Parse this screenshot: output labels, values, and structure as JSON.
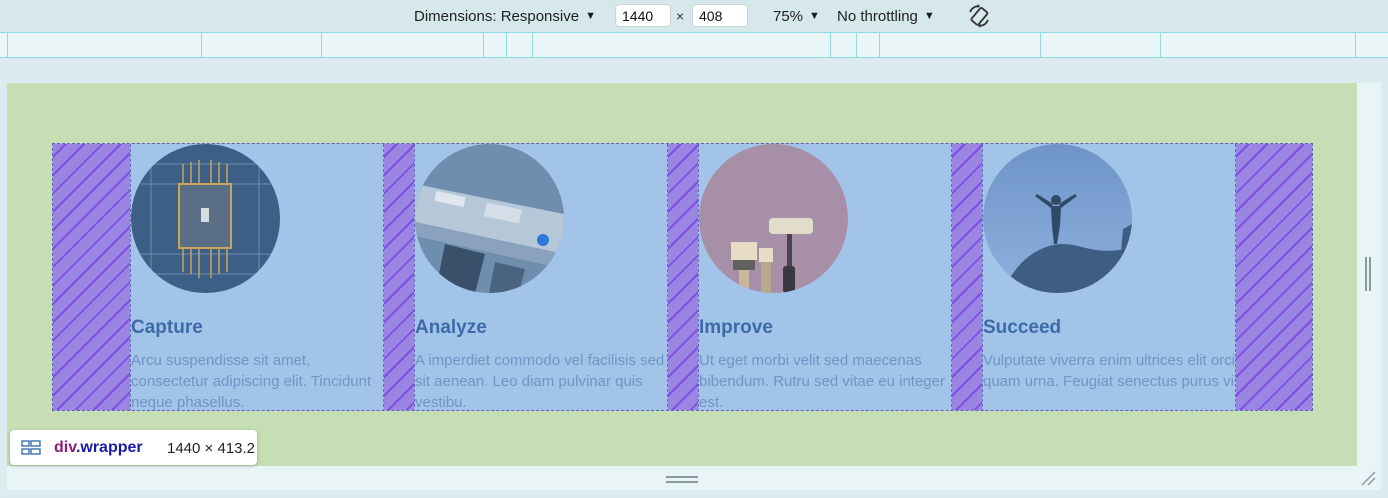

---

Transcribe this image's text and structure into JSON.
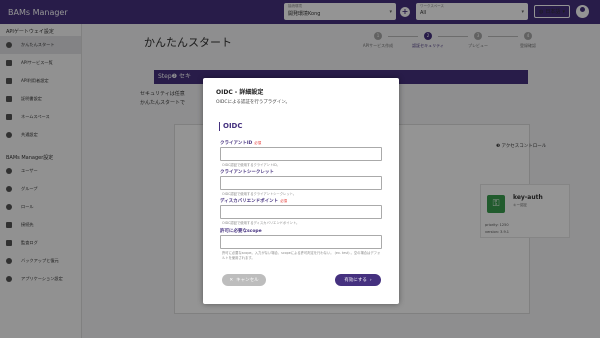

---

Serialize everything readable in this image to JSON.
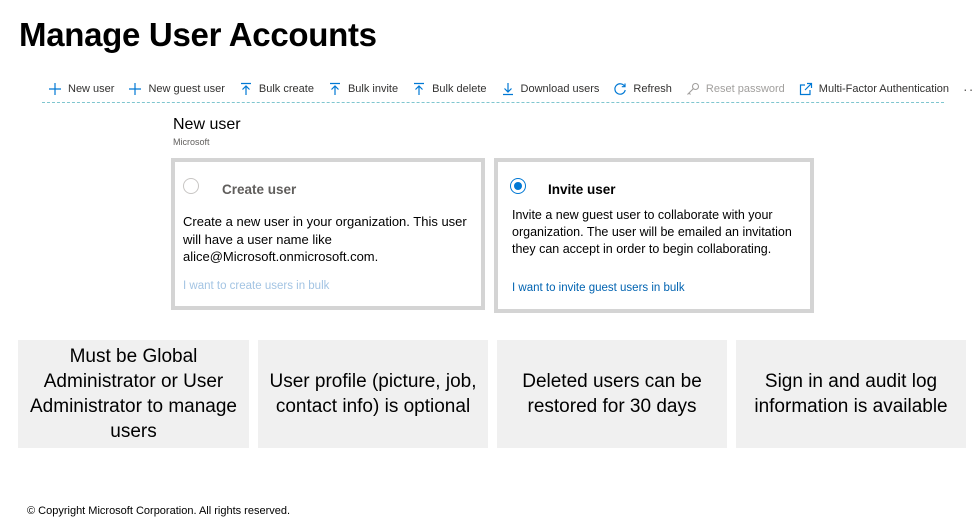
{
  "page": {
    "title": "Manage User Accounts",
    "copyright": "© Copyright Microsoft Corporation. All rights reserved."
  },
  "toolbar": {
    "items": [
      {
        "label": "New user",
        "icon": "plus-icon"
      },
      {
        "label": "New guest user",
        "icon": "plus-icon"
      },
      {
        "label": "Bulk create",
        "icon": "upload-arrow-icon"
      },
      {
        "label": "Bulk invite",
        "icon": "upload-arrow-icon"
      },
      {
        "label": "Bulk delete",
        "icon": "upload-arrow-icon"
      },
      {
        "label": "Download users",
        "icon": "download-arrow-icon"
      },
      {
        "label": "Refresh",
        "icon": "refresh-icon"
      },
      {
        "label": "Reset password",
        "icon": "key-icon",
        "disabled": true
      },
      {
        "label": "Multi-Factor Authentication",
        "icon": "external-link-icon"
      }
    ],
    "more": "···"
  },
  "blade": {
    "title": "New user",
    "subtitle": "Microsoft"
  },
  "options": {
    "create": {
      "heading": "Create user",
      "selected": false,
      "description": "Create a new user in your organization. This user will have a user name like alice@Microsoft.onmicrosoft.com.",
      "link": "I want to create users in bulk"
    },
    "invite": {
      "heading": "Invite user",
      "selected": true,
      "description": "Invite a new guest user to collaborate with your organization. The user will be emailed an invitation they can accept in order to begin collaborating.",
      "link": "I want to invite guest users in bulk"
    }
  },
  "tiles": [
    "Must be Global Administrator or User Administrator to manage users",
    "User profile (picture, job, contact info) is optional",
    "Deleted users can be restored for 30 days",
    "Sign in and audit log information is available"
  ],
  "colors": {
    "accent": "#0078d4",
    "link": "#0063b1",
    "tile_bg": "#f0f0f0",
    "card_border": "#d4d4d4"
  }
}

§ INSTRUCTION
Pick out and copy every line that contains the word "structure".

§ WRITTEN SOLUTION
Parse this screenshot: output labels, values, and structure as JSON.
Transcribe this image's text and structure into JSON.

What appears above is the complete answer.